- Supplied data -
----------------
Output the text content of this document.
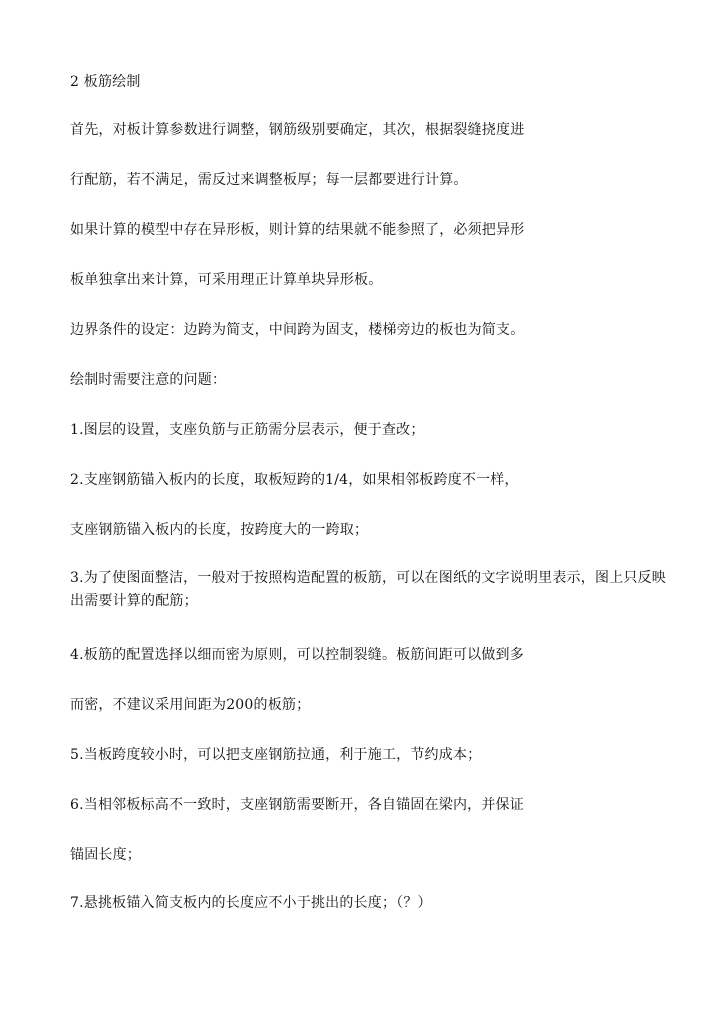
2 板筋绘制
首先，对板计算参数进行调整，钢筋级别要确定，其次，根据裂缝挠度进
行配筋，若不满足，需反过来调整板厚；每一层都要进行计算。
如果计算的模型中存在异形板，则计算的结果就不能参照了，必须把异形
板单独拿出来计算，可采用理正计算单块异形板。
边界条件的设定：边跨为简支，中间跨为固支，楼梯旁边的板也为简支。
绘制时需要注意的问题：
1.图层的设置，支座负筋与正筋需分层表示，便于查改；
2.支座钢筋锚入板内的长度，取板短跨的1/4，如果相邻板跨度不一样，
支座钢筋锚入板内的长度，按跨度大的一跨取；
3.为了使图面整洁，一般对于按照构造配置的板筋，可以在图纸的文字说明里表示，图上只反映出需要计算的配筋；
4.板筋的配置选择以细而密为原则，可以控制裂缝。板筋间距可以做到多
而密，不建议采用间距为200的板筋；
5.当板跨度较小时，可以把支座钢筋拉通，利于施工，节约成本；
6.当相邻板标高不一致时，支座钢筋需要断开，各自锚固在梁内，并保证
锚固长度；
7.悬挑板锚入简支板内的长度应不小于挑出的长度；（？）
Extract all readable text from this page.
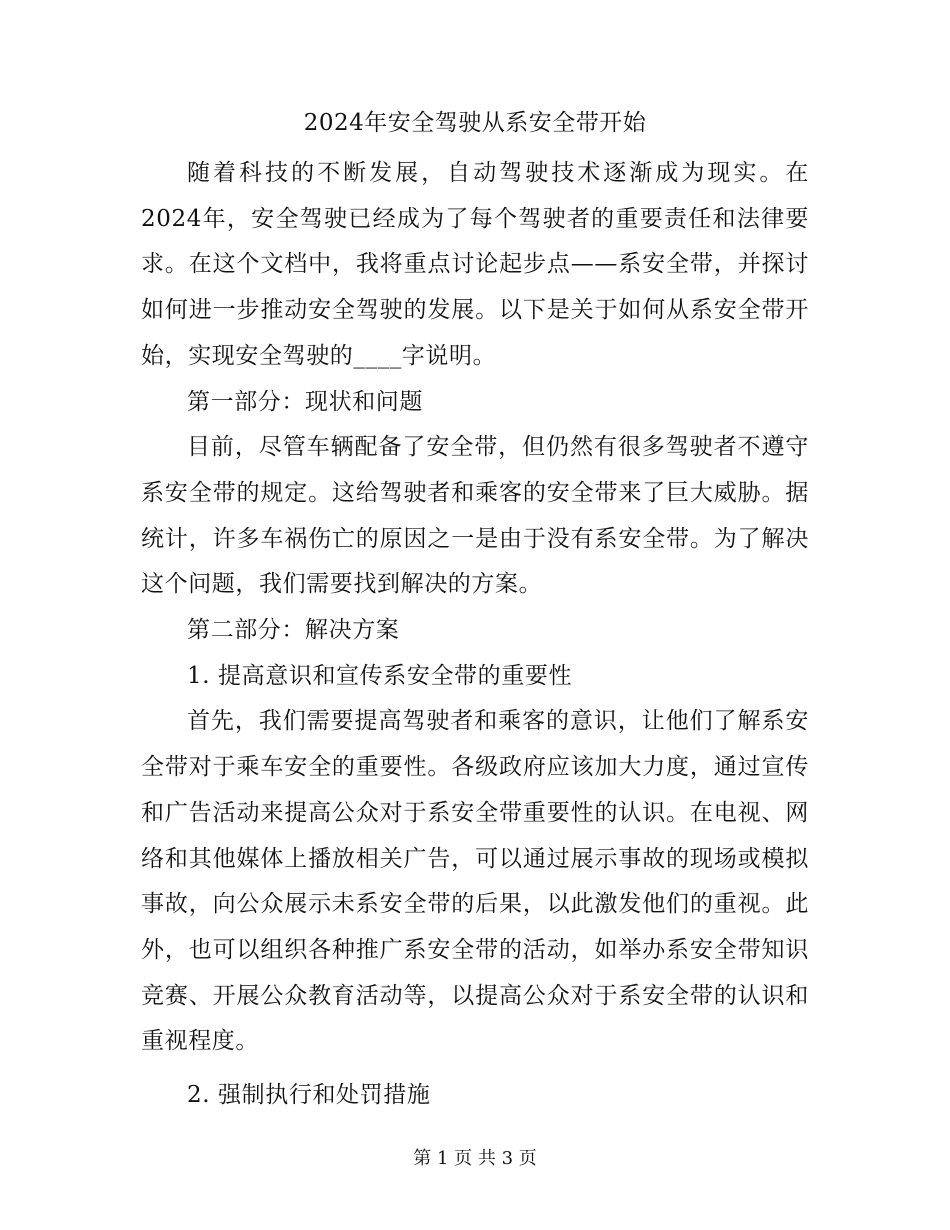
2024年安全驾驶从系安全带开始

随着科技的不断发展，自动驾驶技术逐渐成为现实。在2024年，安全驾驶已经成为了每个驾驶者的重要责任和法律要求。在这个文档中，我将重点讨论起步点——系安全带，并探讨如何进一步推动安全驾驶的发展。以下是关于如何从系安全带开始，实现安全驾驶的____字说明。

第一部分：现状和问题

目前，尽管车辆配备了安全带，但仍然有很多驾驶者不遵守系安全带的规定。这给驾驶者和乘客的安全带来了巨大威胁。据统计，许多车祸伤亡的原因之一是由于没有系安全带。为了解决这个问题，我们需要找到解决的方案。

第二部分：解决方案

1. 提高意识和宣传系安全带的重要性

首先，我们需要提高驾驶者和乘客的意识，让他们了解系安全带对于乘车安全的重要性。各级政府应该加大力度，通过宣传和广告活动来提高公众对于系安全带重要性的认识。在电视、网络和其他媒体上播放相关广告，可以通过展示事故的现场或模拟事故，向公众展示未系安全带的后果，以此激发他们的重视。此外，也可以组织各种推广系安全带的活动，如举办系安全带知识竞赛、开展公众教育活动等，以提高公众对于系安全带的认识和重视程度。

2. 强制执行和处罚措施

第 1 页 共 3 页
----------------
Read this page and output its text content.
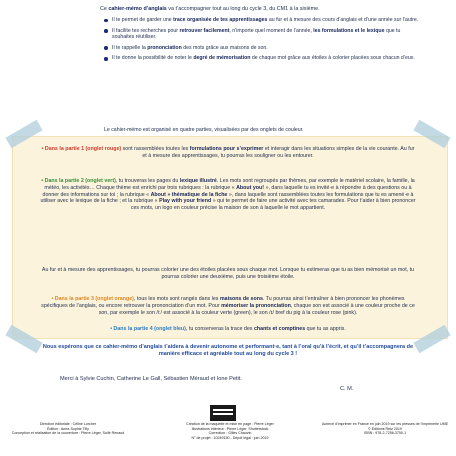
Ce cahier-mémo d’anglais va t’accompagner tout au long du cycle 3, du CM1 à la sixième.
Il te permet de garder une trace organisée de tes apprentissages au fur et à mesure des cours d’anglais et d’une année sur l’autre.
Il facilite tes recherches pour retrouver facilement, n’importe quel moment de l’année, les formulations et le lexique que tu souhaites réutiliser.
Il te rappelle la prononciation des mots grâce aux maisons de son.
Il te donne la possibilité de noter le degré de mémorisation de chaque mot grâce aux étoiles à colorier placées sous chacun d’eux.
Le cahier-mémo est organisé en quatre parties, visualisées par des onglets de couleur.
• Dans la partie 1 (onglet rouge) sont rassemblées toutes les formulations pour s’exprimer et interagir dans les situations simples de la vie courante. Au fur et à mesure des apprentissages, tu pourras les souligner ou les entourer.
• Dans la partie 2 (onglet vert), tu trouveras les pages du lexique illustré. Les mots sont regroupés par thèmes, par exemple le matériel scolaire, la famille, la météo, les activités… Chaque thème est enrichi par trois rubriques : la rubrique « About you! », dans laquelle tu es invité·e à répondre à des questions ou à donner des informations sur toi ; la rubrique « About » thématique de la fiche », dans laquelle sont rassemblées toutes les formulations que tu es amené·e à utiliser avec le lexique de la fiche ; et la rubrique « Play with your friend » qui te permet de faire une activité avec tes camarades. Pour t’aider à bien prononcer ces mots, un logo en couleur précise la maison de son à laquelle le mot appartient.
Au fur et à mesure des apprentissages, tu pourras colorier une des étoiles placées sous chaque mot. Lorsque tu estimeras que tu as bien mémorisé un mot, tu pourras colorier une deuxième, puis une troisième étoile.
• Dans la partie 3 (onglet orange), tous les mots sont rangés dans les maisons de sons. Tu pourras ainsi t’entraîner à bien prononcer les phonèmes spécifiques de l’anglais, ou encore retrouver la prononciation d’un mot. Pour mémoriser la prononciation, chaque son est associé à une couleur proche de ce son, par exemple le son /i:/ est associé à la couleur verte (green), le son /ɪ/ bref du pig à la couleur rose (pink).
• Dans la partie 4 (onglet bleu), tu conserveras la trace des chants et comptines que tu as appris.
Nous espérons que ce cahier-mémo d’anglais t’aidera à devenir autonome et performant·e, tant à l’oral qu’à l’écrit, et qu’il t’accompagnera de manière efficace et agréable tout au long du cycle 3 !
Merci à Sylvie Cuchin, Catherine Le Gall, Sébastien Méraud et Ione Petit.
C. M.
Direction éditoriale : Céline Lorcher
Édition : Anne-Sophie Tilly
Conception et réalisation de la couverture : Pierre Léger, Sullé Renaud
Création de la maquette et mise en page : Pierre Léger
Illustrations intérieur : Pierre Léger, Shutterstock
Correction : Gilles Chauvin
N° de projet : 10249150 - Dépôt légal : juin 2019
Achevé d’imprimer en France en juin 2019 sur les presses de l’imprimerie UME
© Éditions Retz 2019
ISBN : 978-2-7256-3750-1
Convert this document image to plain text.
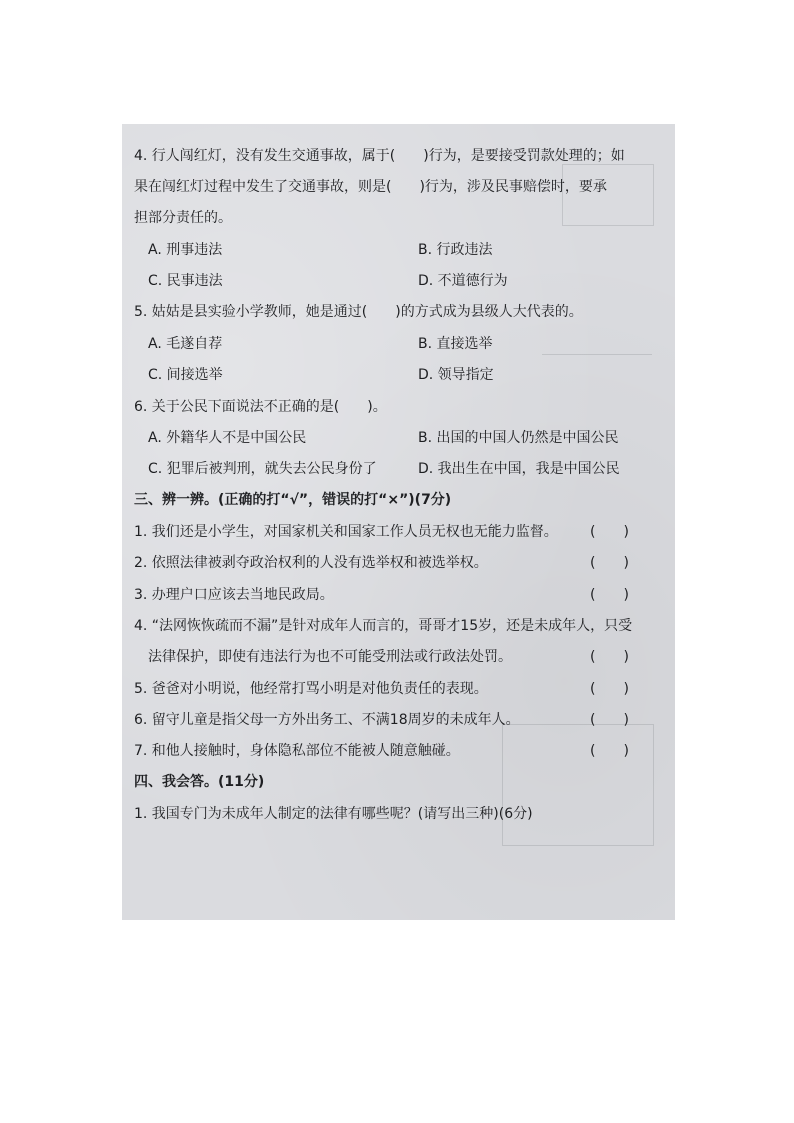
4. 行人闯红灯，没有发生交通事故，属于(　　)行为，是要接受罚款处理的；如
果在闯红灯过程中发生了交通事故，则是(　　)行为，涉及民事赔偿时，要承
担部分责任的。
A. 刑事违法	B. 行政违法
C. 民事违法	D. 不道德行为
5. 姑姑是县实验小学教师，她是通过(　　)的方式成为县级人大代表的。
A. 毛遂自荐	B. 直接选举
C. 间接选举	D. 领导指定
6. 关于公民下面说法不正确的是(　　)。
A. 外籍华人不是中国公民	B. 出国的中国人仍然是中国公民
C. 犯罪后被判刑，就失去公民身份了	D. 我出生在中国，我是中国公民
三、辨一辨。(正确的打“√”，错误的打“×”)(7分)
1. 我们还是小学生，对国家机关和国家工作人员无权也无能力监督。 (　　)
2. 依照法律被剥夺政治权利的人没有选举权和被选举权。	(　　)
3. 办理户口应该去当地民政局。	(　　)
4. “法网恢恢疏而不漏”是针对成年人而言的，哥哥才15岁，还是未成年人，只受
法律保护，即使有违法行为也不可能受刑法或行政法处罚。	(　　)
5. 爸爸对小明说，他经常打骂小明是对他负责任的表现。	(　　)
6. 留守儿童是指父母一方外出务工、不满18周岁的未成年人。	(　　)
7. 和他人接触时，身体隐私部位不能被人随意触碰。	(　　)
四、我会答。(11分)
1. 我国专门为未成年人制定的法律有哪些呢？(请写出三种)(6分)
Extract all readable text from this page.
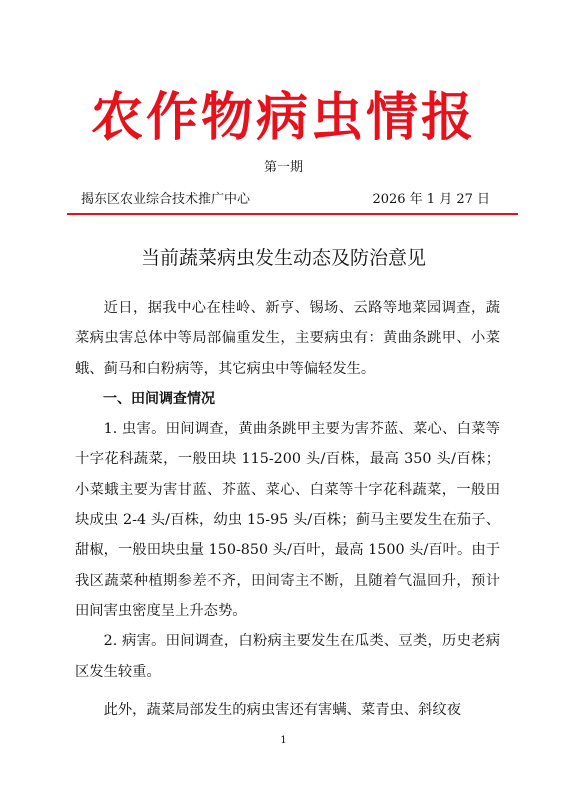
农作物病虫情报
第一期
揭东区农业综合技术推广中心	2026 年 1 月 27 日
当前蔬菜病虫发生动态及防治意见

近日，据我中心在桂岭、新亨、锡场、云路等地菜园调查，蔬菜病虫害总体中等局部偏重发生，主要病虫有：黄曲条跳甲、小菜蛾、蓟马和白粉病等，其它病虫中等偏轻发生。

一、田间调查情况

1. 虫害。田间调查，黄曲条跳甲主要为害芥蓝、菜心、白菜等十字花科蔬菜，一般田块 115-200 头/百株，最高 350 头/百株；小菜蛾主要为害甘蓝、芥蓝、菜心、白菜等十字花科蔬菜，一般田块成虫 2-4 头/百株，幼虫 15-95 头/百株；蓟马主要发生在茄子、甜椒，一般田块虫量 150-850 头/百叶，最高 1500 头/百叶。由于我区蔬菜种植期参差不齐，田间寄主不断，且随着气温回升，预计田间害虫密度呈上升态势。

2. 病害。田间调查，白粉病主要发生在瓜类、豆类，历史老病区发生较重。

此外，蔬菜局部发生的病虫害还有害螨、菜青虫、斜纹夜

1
----------------
- Goal -
In the records above, find each line holding "toutes" and copy it.

- Exercise result -
• Dans la partie 1 (onglet rouge) sont rassemblées toutes les formulations pour s’exprimer et interagir dans les situations simples de la vie courante. Au fur et à mesure des apprentissages, tu pourras les souligner ou les entourer.
• Dans la partie 2 (onglet vert), tu trouveras les pages du lexique illustré. Les mots sont regroupés par thèmes, par exemple le matériel scolaire, la famille, la météo, les activités… Chaque thème est enrichi par trois rubriques : la rubrique « About you! », dans laquelle tu es invité·e à répondre à des questions ou à donner des informations sur toi ; la rubrique « About » thématique de la fiche », dans laquelle sont rassemblées toutes les formulations que tu es amené·e à utiliser avec le lexique de la fiche ; et la rubrique « Play with your friend » qui te permet de faire une activité avec tes camarades. Pour t’aider à bien prononcer ces mots, un logo en couleur précise la maison de son à laquelle le mot appartient.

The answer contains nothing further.